Stated task: Determine how many lines in these records hold "network". Only the number is wanted.

## begin Material shown

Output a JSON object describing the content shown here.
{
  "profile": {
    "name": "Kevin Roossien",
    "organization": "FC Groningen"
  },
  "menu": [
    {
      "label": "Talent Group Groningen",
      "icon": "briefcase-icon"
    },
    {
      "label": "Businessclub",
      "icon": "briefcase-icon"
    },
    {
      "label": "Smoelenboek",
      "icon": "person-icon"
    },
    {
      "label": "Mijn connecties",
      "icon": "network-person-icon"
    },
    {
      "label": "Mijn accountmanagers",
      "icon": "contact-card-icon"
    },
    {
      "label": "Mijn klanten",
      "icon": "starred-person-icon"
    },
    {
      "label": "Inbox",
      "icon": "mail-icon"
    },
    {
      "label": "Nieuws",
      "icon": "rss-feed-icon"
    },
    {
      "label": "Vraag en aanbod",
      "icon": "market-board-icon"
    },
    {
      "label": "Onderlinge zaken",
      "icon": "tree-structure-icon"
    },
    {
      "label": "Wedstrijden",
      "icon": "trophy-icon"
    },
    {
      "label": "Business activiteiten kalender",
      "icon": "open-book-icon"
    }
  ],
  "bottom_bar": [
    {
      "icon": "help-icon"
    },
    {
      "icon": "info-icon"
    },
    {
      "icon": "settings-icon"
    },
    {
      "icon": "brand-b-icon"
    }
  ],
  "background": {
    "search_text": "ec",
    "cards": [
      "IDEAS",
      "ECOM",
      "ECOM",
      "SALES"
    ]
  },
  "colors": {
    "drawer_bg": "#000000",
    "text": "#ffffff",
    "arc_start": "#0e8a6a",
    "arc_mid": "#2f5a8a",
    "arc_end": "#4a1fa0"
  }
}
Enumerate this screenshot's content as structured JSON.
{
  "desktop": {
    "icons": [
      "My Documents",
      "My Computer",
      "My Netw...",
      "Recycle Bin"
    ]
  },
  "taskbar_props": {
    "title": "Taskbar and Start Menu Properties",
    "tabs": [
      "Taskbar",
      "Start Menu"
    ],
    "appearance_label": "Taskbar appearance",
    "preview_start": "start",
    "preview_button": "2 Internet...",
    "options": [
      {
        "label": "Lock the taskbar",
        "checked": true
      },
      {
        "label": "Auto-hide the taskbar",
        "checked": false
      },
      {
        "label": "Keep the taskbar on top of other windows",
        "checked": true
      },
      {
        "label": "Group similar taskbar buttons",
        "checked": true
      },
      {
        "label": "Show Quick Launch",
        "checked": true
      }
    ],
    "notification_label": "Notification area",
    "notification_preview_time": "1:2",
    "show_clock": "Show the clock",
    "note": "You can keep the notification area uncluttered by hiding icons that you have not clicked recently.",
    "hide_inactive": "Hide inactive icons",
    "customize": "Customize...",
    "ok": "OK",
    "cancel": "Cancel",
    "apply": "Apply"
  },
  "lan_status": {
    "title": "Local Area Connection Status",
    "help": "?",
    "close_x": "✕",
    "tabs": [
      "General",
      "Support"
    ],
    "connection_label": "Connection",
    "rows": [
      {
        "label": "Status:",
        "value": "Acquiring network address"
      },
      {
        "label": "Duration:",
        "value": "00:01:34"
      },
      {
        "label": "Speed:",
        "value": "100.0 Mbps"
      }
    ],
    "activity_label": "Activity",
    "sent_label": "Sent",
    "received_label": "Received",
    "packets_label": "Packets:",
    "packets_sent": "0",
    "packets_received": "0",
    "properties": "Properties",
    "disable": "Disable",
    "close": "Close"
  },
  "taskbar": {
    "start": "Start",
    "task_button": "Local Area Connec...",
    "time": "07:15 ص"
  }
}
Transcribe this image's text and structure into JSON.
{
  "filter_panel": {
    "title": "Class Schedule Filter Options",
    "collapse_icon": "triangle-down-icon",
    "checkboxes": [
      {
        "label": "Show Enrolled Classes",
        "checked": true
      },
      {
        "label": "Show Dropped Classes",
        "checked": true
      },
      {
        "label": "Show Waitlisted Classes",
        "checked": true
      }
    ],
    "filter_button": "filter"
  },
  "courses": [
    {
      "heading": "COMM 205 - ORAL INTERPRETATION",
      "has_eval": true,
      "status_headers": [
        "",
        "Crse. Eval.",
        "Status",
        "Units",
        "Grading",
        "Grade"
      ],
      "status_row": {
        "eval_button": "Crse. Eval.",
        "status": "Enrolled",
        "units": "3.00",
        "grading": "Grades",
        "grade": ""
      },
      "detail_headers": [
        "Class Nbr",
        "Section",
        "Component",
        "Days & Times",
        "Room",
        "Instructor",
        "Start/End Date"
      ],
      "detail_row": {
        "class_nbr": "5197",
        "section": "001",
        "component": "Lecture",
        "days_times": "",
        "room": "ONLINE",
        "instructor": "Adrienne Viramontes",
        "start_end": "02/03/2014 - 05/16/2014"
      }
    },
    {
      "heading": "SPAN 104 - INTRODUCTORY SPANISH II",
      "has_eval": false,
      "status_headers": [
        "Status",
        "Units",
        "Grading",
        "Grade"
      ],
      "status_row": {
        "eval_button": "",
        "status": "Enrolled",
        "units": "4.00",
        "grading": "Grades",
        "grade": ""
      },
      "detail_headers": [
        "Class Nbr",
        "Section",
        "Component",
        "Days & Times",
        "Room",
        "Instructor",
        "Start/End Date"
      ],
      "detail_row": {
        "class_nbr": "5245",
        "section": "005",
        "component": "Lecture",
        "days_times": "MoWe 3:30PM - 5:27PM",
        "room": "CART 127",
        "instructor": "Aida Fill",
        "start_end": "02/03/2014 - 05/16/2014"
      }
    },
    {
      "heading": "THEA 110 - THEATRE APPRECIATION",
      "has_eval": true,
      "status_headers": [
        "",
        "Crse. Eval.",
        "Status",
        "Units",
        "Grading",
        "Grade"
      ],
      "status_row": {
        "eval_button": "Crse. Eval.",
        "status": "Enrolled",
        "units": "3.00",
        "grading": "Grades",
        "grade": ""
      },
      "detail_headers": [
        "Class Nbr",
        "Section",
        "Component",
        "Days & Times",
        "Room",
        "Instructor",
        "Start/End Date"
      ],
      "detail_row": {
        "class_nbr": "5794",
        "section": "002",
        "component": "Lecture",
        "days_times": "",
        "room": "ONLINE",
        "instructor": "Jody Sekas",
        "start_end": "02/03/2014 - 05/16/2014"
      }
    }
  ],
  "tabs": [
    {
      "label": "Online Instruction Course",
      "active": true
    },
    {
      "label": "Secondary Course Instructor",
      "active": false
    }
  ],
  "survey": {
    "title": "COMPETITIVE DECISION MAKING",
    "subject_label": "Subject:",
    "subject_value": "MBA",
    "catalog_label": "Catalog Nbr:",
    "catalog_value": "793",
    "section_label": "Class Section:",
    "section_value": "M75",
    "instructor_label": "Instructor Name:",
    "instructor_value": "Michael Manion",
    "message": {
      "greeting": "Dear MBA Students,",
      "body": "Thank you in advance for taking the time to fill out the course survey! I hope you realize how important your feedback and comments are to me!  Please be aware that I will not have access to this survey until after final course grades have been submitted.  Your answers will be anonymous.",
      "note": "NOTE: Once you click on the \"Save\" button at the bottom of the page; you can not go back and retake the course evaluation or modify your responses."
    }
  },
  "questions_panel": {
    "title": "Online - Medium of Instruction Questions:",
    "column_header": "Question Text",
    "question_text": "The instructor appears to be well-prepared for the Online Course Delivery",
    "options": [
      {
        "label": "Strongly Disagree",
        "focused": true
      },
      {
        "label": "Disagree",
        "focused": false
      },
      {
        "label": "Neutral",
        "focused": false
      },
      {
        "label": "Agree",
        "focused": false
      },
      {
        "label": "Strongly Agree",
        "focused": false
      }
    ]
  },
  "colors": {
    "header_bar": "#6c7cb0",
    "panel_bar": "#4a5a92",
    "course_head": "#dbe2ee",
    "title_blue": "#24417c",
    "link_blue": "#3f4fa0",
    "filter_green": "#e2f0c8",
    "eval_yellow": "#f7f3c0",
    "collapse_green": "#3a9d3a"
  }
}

## end Material shown

Exercise answer: 2